▶

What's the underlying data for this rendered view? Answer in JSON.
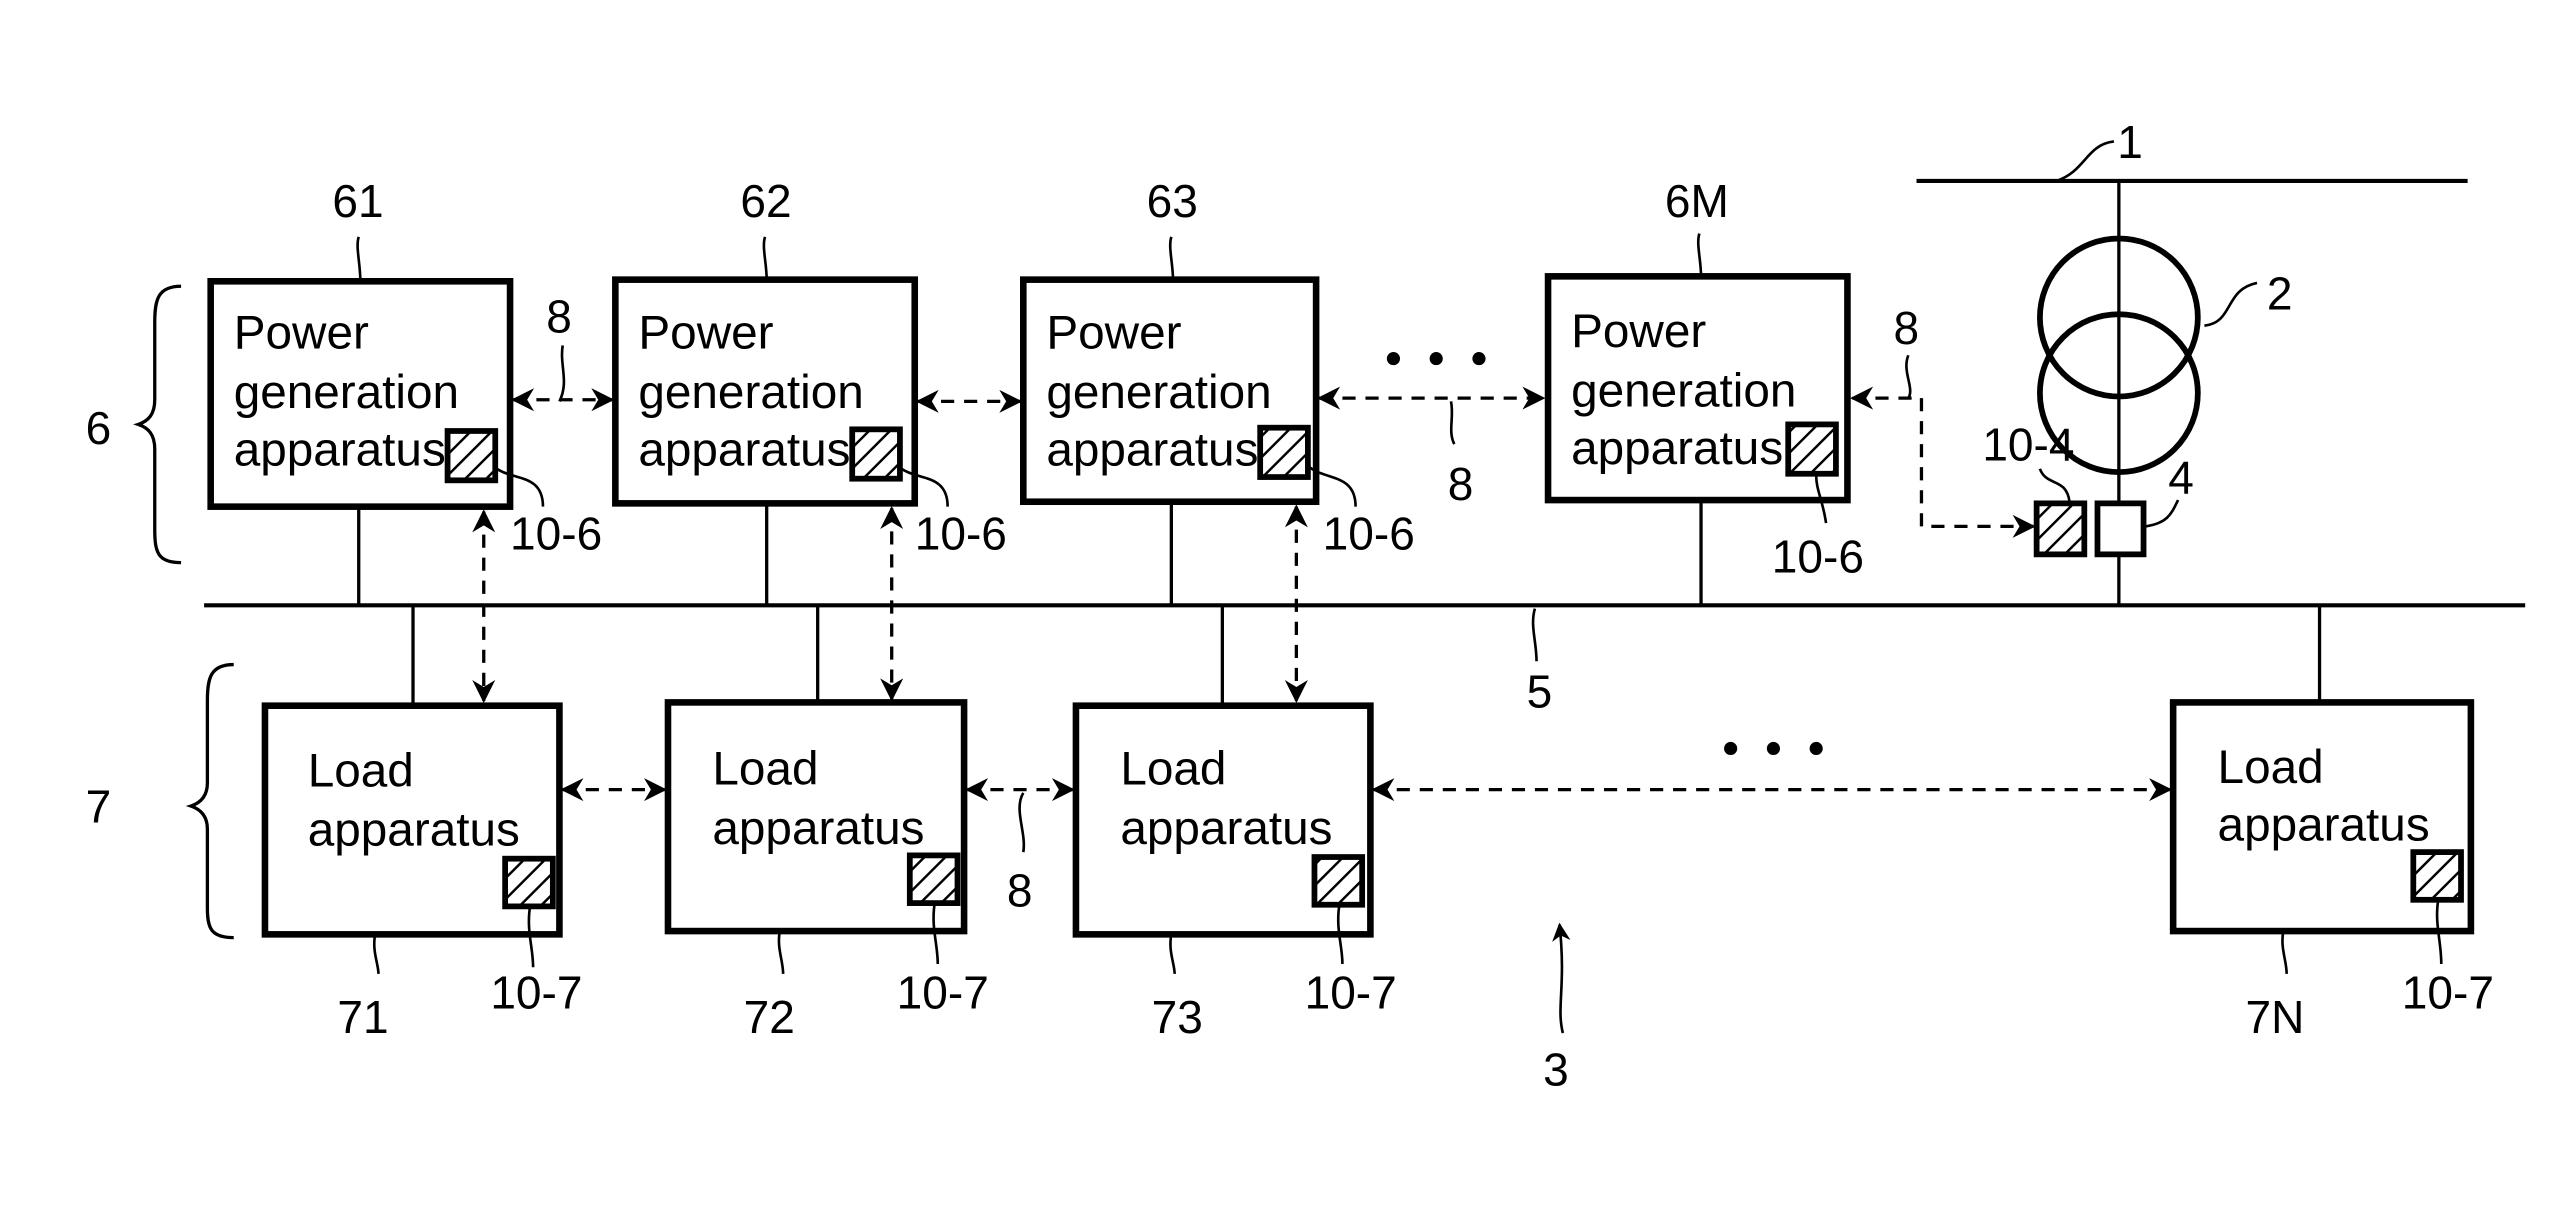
{
  "figure": {
    "system_ref": "3",
    "grid_line_ref": "1",
    "transformer_ref": "2",
    "meter_ref": "4",
    "meter_comm_ref": "10-4",
    "bus_ref": "5",
    "comm_link_ref": "8",
    "generation_group": {
      "ref": "6",
      "apparatus": [
        {
          "ref": "61",
          "line1": "Power",
          "line2": "generation",
          "line3": "apparatus",
          "comm_ref": "10-6"
        },
        {
          "ref": "62",
          "line1": "Power",
          "line2": "generation",
          "line3": "apparatus",
          "comm_ref": "10-6"
        },
        {
          "ref": "63",
          "line1": "Power",
          "line2": "generation",
          "line3": "apparatus",
          "comm_ref": "10-6"
        },
        {
          "ref": "6M",
          "line1": "Power",
          "line2": "generation",
          "line3": "apparatus",
          "comm_ref": "10-6"
        }
      ]
    },
    "load_group": {
      "ref": "7",
      "apparatus": [
        {
          "ref": "71",
          "line1": "Load",
          "line2": "apparatus",
          "comm_ref": "10-7"
        },
        {
          "ref": "72",
          "line1": "Load",
          "line2": "apparatus",
          "comm_ref": "10-7"
        },
        {
          "ref": "73",
          "line1": "Load",
          "line2": "apparatus",
          "comm_ref": "10-7"
        },
        {
          "ref": "7N",
          "line1": "Load",
          "line2": "apparatus",
          "comm_ref": "10-7"
        }
      ]
    },
    "ellipsis": "..."
  }
}
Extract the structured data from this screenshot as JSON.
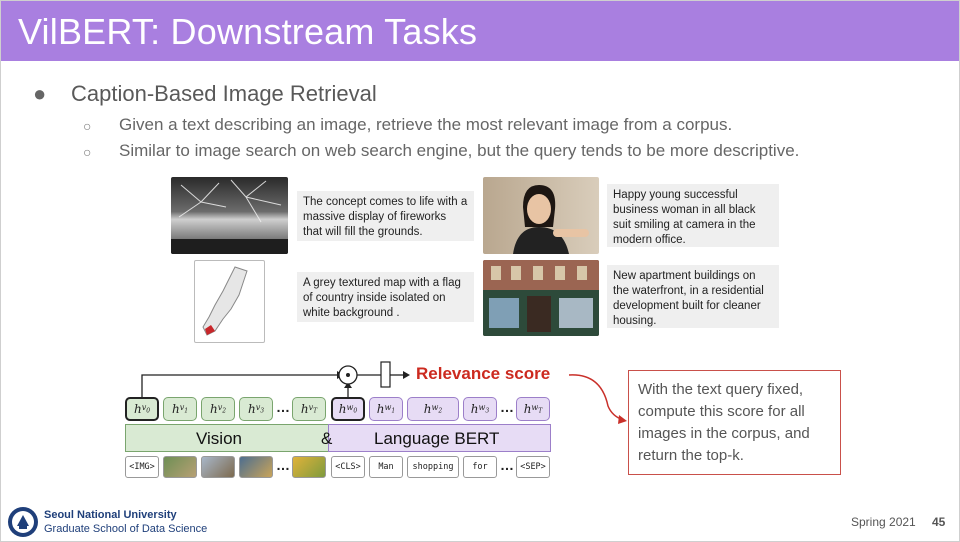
{
  "slide": {
    "title": "VilBERT: Downstream Tasks",
    "bullet": {
      "marker": "●",
      "text": "Caption-Based Image Retrieval"
    },
    "sub_bullets": [
      {
        "marker": "○",
        "text": "Given a text describing an image, retrieve the most relevant image from a corpus."
      },
      {
        "marker": "○",
        "text": "Similar to image search on web search engine, but the query tends to be more descriptive."
      }
    ]
  },
  "examples": [
    {
      "caption": "The concept comes to life with a massive display of fireworks that will fill the grounds."
    },
    {
      "caption": "A grey textured map with a flag of country inside isolated on white background ."
    },
    {
      "caption": "Happy young successful business woman in all black suit smiling at camera in the modern office."
    },
    {
      "caption": "New apartment buildings on the waterfront, in a residential development built for cleaner housing."
    }
  ],
  "diagram": {
    "relevance_label": "Relevance score",
    "model_left": "Vision",
    "model_amp": "&",
    "model_right": "Language BERT",
    "ellipsis": "…",
    "vision_inputs": {
      "first": "<IMG>"
    },
    "language_inputs": [
      "<CLS>",
      "Man",
      "shopping",
      "for",
      "<SEP>"
    ],
    "note": "With the text query fixed, compute this score for all images in the corpus, and return the top-k."
  },
  "footer": {
    "university": "Seoul National University",
    "school": "Graduate School of Data Science",
    "term": "Spring 2021",
    "page_number": "45"
  },
  "colors": {
    "header": "#a97fe0",
    "vision_token": "#d9ead3",
    "language_token": "#e7dcf5",
    "relevance": "#cc2a1f"
  }
}
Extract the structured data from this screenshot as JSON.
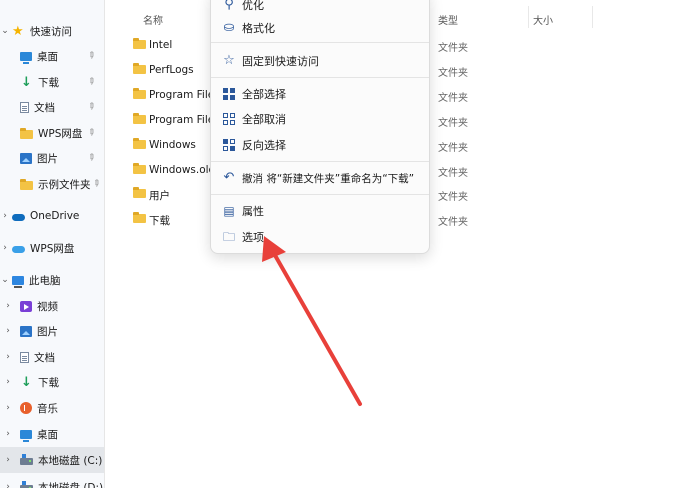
{
  "sidebar": {
    "items": [
      {
        "label": "快速访问",
        "icon": "star-icon"
      },
      {
        "label": "桌面",
        "icon": "desktop-icon"
      },
      {
        "label": "下载",
        "icon": "download-icon"
      },
      {
        "label": "文档",
        "icon": "document-icon"
      },
      {
        "label": "WPS网盘",
        "icon": "folder-icon"
      },
      {
        "label": "图片",
        "icon": "pictures-icon"
      },
      {
        "label": "示例文件夹",
        "icon": "folder-icon"
      },
      {
        "label": "OneDrive",
        "icon": "onedrive-cloud-icon"
      },
      {
        "label": "WPS网盘",
        "icon": "wps-cloud-icon"
      },
      {
        "label": "此电脑",
        "icon": "this-pc-icon"
      },
      {
        "label": "视频",
        "icon": "videos-icon"
      },
      {
        "label": "图片",
        "icon": "pictures-icon"
      },
      {
        "label": "文档",
        "icon": "document-icon"
      },
      {
        "label": "下载",
        "icon": "download-icon"
      },
      {
        "label": "音乐",
        "icon": "music-icon"
      },
      {
        "label": "桌面",
        "icon": "desktop-icon"
      },
      {
        "label": "本地磁盘 (C:)",
        "icon": "drive-icon"
      },
      {
        "label": "本地磁盘 (D:)",
        "icon": "drive-icon"
      }
    ]
  },
  "header": {
    "name": "名称",
    "type": "类型",
    "size": "大小"
  },
  "files": [
    {
      "name": "Intel",
      "type": "文件夹"
    },
    {
      "name": "PerfLogs",
      "type": "文件夹"
    },
    {
      "name": "Program Files",
      "type": "文件夹"
    },
    {
      "name": "Program Files",
      "type": "文件夹"
    },
    {
      "name": "Windows",
      "type": "文件夹"
    },
    {
      "name": "Windows.old",
      "type": "文件夹"
    },
    {
      "name": "用户",
      "type": "文件夹"
    },
    {
      "name": "下载",
      "type": "文件夹"
    }
  ],
  "context_menu": {
    "items": [
      {
        "label": "优化",
        "icon": "wrench-icon"
      },
      {
        "label": "格式化",
        "icon": "format-icon"
      },
      {
        "label": "固定到快速访问",
        "icon": "star-outline-icon"
      },
      {
        "label": "全部选择",
        "icon": "select-all-icon"
      },
      {
        "label": "全部取消",
        "icon": "select-none-icon"
      },
      {
        "label": "反向选择",
        "icon": "invert-selection-icon"
      },
      {
        "label": "撤消 将“新建文件夹”重命名为“下载”",
        "icon": "undo-icon"
      },
      {
        "label": "属性",
        "icon": "properties-icon"
      },
      {
        "label": "选项",
        "icon": "folder-options-icon"
      }
    ]
  },
  "colors": {
    "accent": "#2b579a",
    "annotation_arrow": "#e8403a",
    "folder": "#f3c344"
  }
}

◀

Retype every record above exactly as written, but leave out the pictures.

What's the underlying data for this rendered view? Answer in JSON.
{
  "figure": {
    "system_ref": "3",
    "grid_line_ref": "1",
    "transformer_ref": "2",
    "meter_ref": "4",
    "meter_comm_ref": "10-4",
    "bus_ref": "5",
    "comm_link_ref": "8",
    "generation_group": {
      "ref": "6",
      "apparatus": [
        {
          "ref": "61",
          "line1": "Power",
          "line2": "generation",
          "line3": "apparatus",
          "comm_ref": "10-6"
        },
        {
          "ref": "62",
          "line1": "Power",
          "line2": "generation",
          "line3": "apparatus",
          "comm_ref": "10-6"
        },
        {
          "ref": "63",
          "line1": "Power",
          "line2": "generation",
          "line3": "apparatus",
          "comm_ref": "10-6"
        },
        {
          "ref": "6M",
          "line1": "Power",
          "line2": "generation",
          "line3": "apparatus",
          "comm_ref": "10-6"
        }
      ]
    },
    "load_group": {
      "ref": "7",
      "apparatus": [
        {
          "ref": "71",
          "line1": "Load",
          "line2": "apparatus",
          "comm_ref": "10-7"
        },
        {
          "ref": "72",
          "line1": "Load",
          "line2": "apparatus",
          "comm_ref": "10-7"
        },
        {
          "ref": "73",
          "line1": "Load",
          "line2": "apparatus",
          "comm_ref": "10-7"
        },
        {
          "ref": "7N",
          "line1": "Load",
          "line2": "apparatus",
          "comm_ref": "10-7"
        }
      ]
    },
    "ellipsis": "..."
  }
}
Extract the structured data from this screenshot as JSON.
{
  "slide": {
    "title": "VilBERT: Downstream Tasks",
    "bullet": {
      "marker": "●",
      "text": "Caption-Based Image Retrieval"
    },
    "sub_bullets": [
      {
        "marker": "○",
        "text": "Given a text describing an image, retrieve the most relevant image from a corpus."
      },
      {
        "marker": "○",
        "text": "Similar to image search on web search engine, but the query tends to be more descriptive."
      }
    ]
  },
  "examples": [
    {
      "caption": "The concept comes to life with a massive display of fireworks that will fill the grounds."
    },
    {
      "caption": "A grey textured map with a flag of country inside isolated on white background ."
    },
    {
      "caption": "Happy young successful business woman in all black suit smiling at camera in the modern office."
    },
    {
      "caption": "New apartment buildings on the waterfront, in a residential development built for cleaner housing."
    }
  ],
  "diagram": {
    "relevance_label": "Relevance score",
    "model_left": "Vision",
    "model_amp": "&",
    "model_right": "Language BERT",
    "ellipsis": "…",
    "vision_inputs": {
      "first": "<IMG>"
    },
    "language_inputs": [
      "<CLS>",
      "Man",
      "shopping",
      "for",
      "<SEP>"
    ],
    "note": "With the text query fixed, compute this score for all images in the corpus, and return the top-k."
  },
  "footer": {
    "university": "Seoul National University",
    "school": "Graduate School of Data Science",
    "term": "Spring 2021",
    "page_number": "45"
  },
  "colors": {
    "header": "#a97fe0",
    "vision_token": "#d9ead3",
    "language_token": "#e7dcf5",
    "relevance": "#cc2a1f"
  }
}
Extract the structured data from this screenshot as JSON.
{
  "sidebar": {
    "items": [
      {
        "label": "快速访问",
        "icon": "star-icon"
      },
      {
        "label": "桌面",
        "icon": "desktop-icon"
      },
      {
        "label": "下载",
        "icon": "download-icon"
      },
      {
        "label": "文档",
        "icon": "document-icon"
      },
      {
        "label": "WPS网盘",
        "icon": "folder-icon"
      },
      {
        "label": "图片",
        "icon": "pictures-icon"
      },
      {
        "label": "示例文件夹",
        "icon": "folder-icon"
      },
      {
        "label": "OneDrive",
        "icon": "onedrive-cloud-icon"
      },
      {
        "label": "WPS网盘",
        "icon": "wps-cloud-icon"
      },
      {
        "label": "此电脑",
        "icon": "this-pc-icon"
      },
      {
        "label": "视频",
        "icon": "videos-icon"
      },
      {
        "label": "图片",
        "icon": "pictures-icon"
      },
      {
        "label": "文档",
        "icon": "document-icon"
      },
      {
        "label": "下载",
        "icon": "download-icon"
      },
      {
        "label": "音乐",
        "icon": "music-icon"
      },
      {
        "label": "桌面",
        "icon": "desktop-icon"
      },
      {
        "label": "本地磁盘 (C:)",
        "icon": "drive-icon"
      },
      {
        "label": "本地磁盘 (D:)",
        "icon": "drive-icon"
      }
    ]
  },
  "header": {
    "name": "名称",
    "type": "类型",
    "size": "大小"
  },
  "files": [
    {
      "name": "Intel",
      "type": "文件夹"
    },
    {
      "name": "PerfLogs",
      "type": "文件夹"
    },
    {
      "name": "Program Files",
      "type": "文件夹"
    },
    {
      "name": "Program Files",
      "type": "文件夹"
    },
    {
      "name": "Windows",
      "type": "文件夹"
    },
    {
      "name": "Windows.old",
      "type": "文件夹"
    },
    {
      "name": "用户",
      "type": "文件夹"
    },
    {
      "name": "下载",
      "type": "文件夹"
    }
  ],
  "context_menu": {
    "items": [
      {
        "label": "优化",
        "icon": "wrench-icon"
      },
      {
        "label": "格式化",
        "icon": "format-icon"
      },
      {
        "label": "固定到快速访问",
        "icon": "star-outline-icon"
      },
      {
        "label": "全部选择",
        "icon": "select-all-icon"
      },
      {
        "label": "全部取消",
        "icon": "select-none-icon"
      },
      {
        "label": "反向选择",
        "icon": "invert-selection-icon"
      },
      {
        "label": "撤消 将“新建文件夹”重命名为“下载”",
        "icon": "undo-icon"
      },
      {
        "label": "属性",
        "icon": "properties-icon"
      },
      {
        "label": "选项",
        "icon": "folder-options-icon"
      }
    ]
  },
  "colors": {
    "accent": "#2b579a",
    "annotation_arrow": "#e8403a",
    "folder": "#f3c344"
  }
}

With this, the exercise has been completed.